======== INPUT DATA

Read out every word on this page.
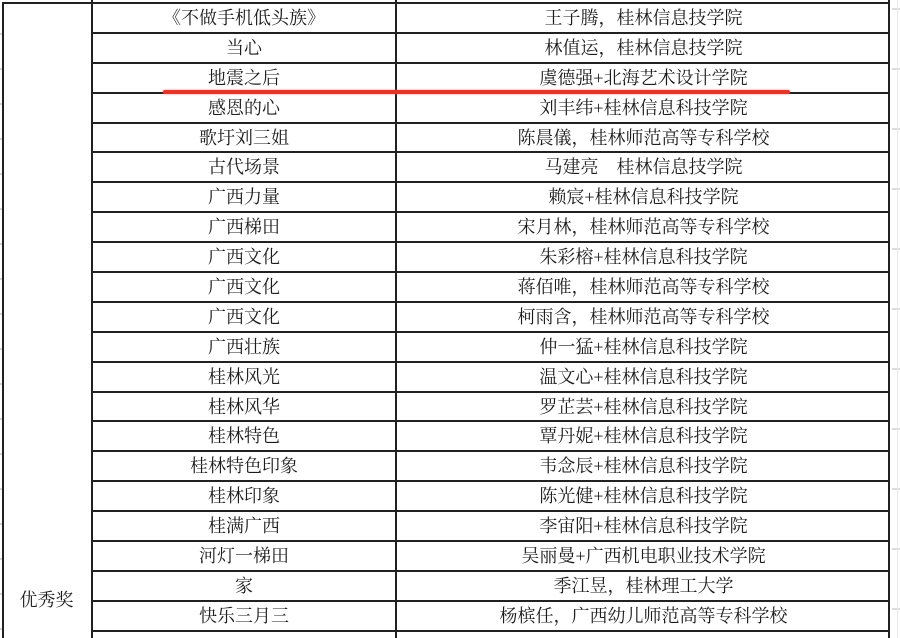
优秀奖
《不做手机低头族》	王子腾，桂林信息技学院
当心	林值运，桂林信息技学院
地震之后	虞德强+北海艺术设计学院
感恩的心	刘丰纬+桂林信息科技学院
歌圩刘三姐	陈晨儀，桂林师范高等专科学校
古代场景	马建亮　桂林信息技学院
广西力量	赖宸+桂林信息科技学院
广西梯田	宋月林，桂林师范高等专科学校
广西文化	朱彩榕+桂林信息科技学院
广西文化	蒋佰唯，桂林师范高等专科学校
广西文化	柯雨含，桂林师范高等专科学校
广西壮族	仲一猛+桂林信息科技学院
桂林风光	温文心+桂林信息科技学院
桂林风华	罗芷芸+桂林信息科技学院
桂林特色	覃丹妮+桂林信息科技学院
桂林特色印象	韦念辰+桂林信息科技学院
桂林印象	陈光健+桂林信息科技学院
桂满广西	李宙阳+桂林信息科技学院
河灯一梯田	吴丽曼+广西机电职业技术学院
家	季江昱，桂林理工大学
快乐三月三	杨槟任，广西幼儿师范高等专科学校
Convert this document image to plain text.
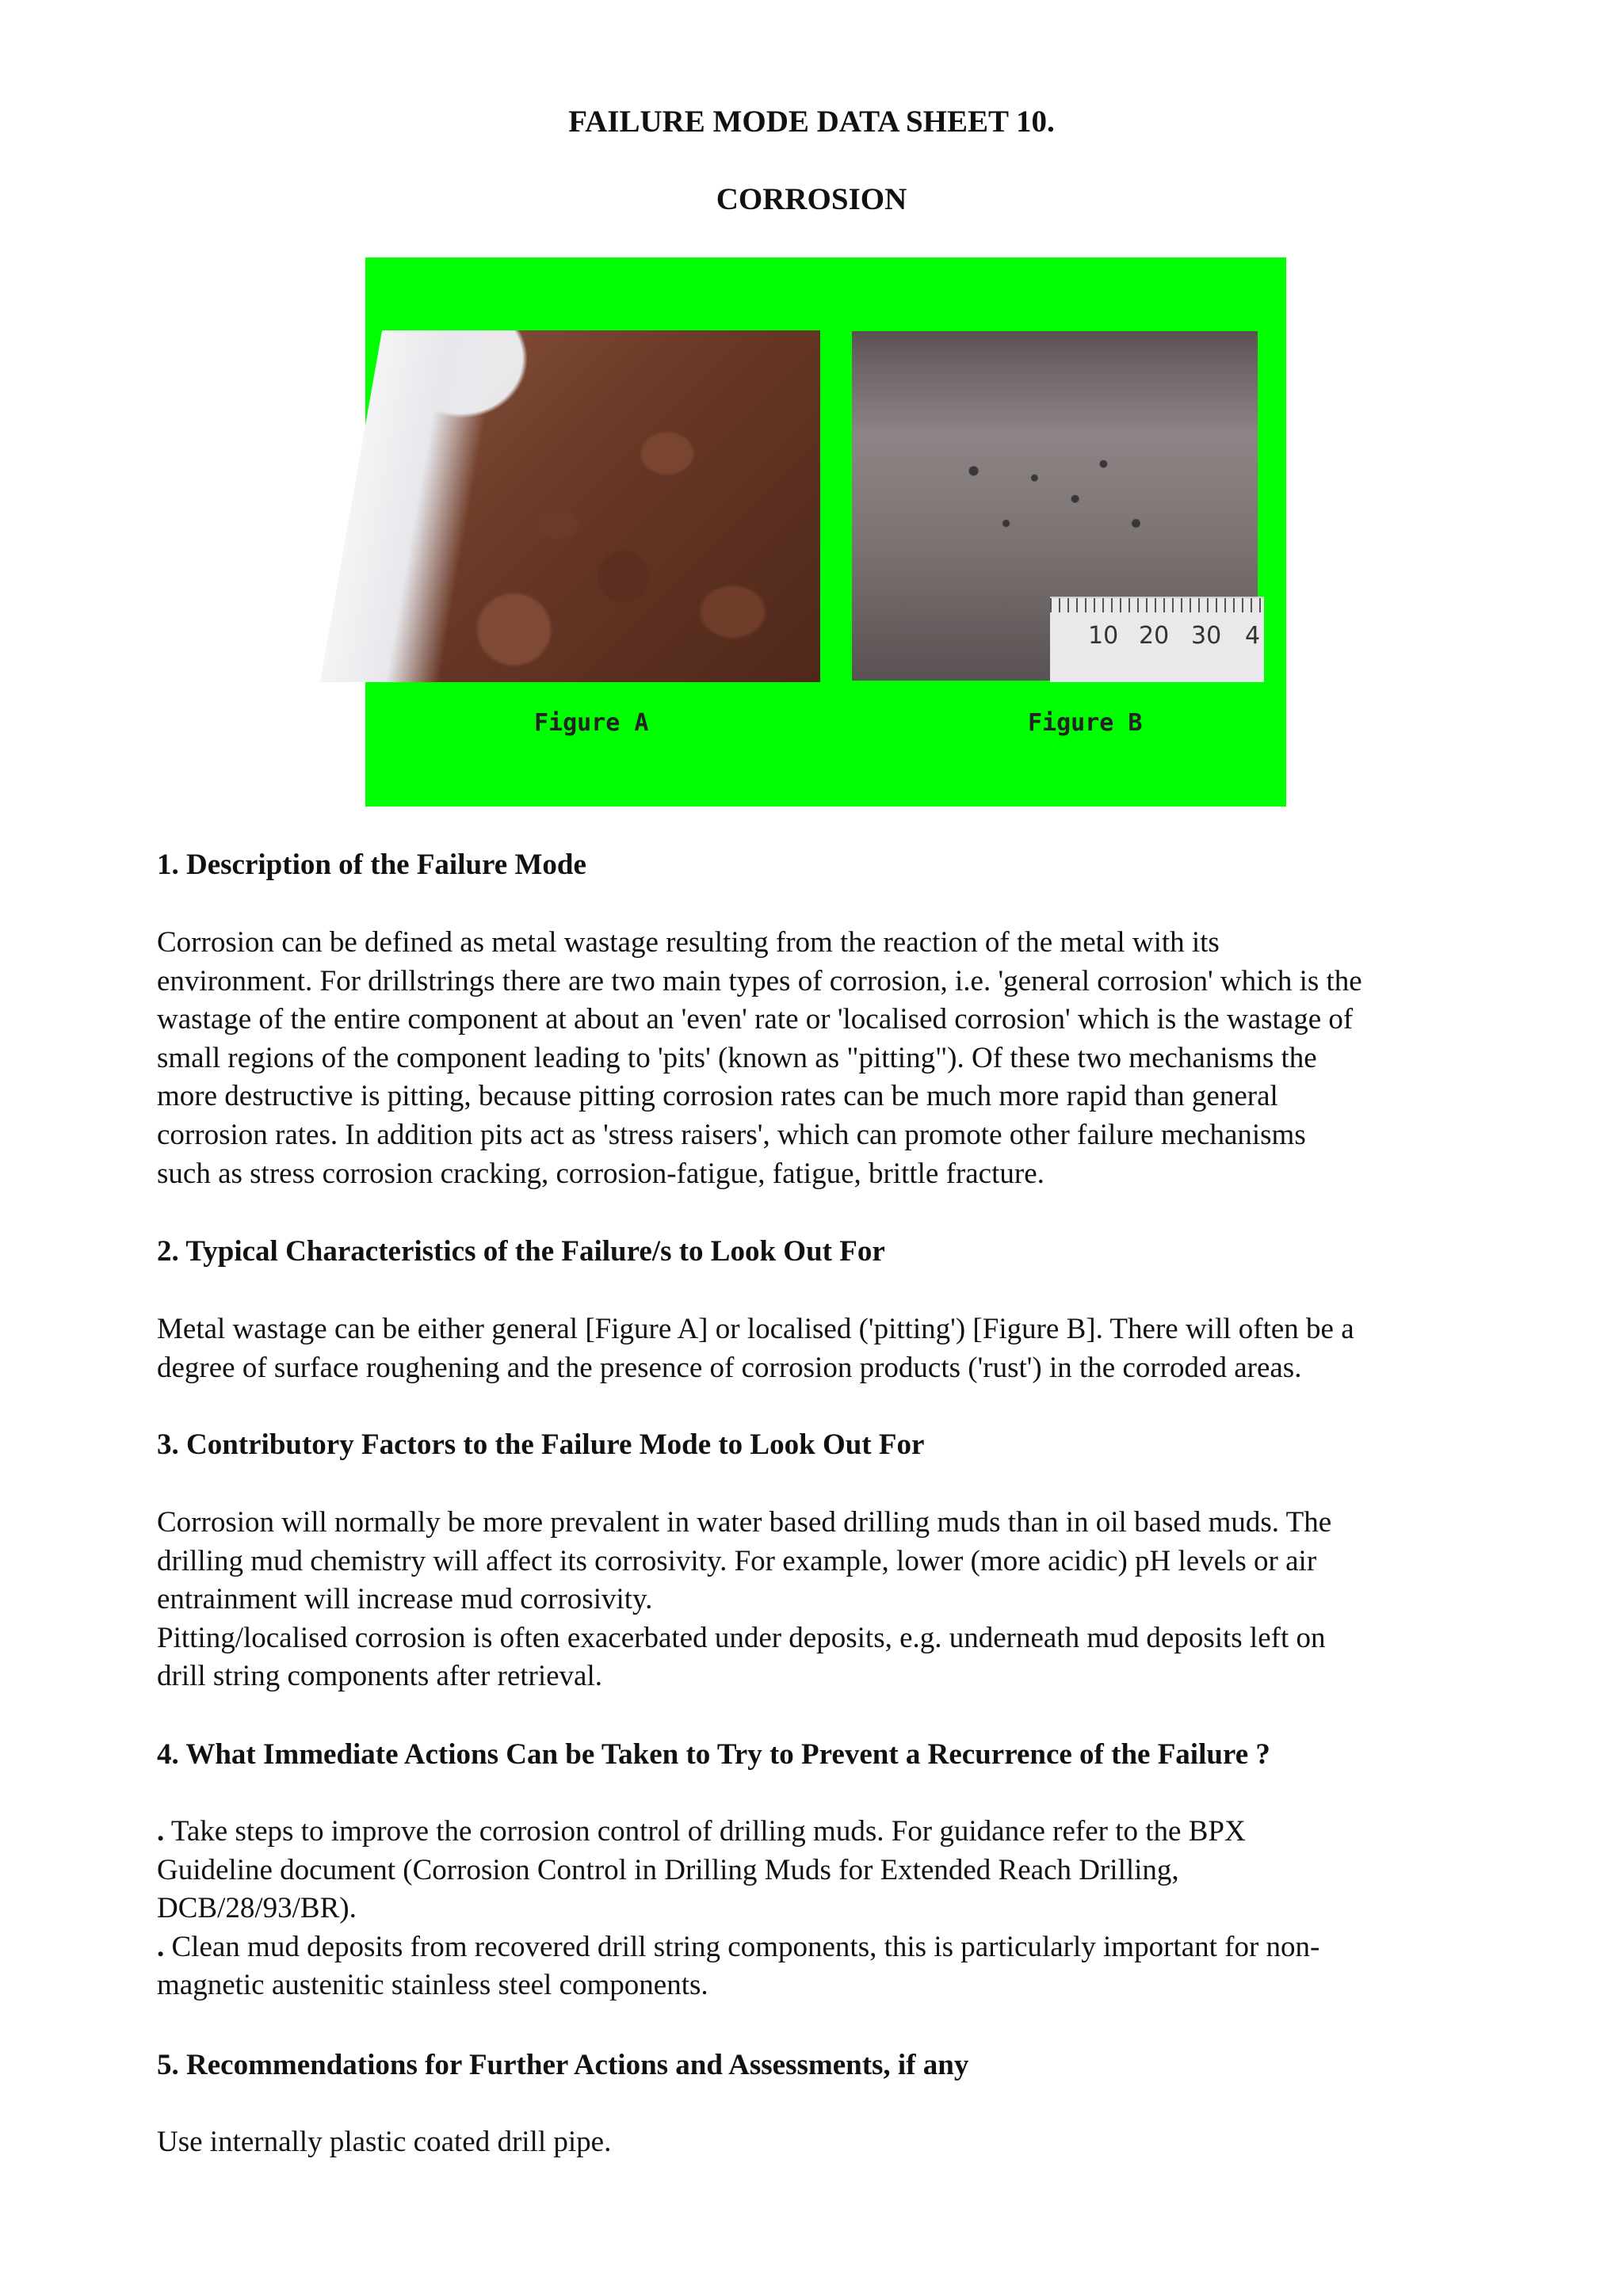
FAILURE MODE DATA SHEET 10.
CORROSION
10 20 30 4
Figure A	Figure B
1. Description of the Failure Mode
Corrosion can be defined as metal wastage resulting from the reaction of the metal with its
environment. For drillstrings there are two main types of corrosion, i.e. 'general corrosion' which is the
wastage of the entire component at about an 'even' rate or 'localised corrosion' which is the wastage of
small regions of the component leading to 'pits' (known as "pitting"). Of these two mechanisms the
more destructive is pitting, because pitting corrosion rates can be much more rapid than general
corrosion rates. In addition pits act as 'stress raisers', which can promote other failure mechanisms
such as stress corrosion cracking, corrosion-fatigue, fatigue, brittle fracture.
2. Typical Characteristics of the Failure/s to Look Out For
Metal wastage can be either general [Figure A] or localised ('pitting') [Figure B]. There will often be a
degree of surface roughening and the presence of corrosion products ('rust') in the corroded areas.
3. Contributory Factors to the Failure Mode to Look Out For
Corrosion will normally be more prevalent in water based drilling muds than in oil based muds. The
drilling mud chemistry will affect its corrosivity. For example, lower (more acidic) pH levels or air
entrainment will increase mud corrosivity.
Pitting/localised corrosion is often exacerbated under deposits, e.g. underneath mud deposits left on
drill string components after retrieval.
4. What Immediate Actions Can be Taken to Try to Prevent a Recurrence of the Failure ?
. Take steps to improve the corrosion control of drilling muds. For guidance refer to the BPX
Guideline document (Corrosion Control in Drilling Muds for Extended Reach Drilling,
DCB/28/93/BR).
. Clean mud deposits from recovered drill string components, this is particularly important for non-
magnetic austenitic stainless steel components.
5. Recommendations for Further Actions and Assessments, if any
Use internally plastic coated drill pipe.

================

### TASK STATEMENT
Pull out each line of the listing that holds the string "wastage".

### REPLY TO THE TASK
Corrosion can be defined as metal wastage resulting from the reaction of the metal with its
wastage of the entire component at about an 'even' rate or 'localised corrosion' which is the wastage of
Metal wastage can be either general [Figure A] or localised ('pitting') [Figure B]. There will often be a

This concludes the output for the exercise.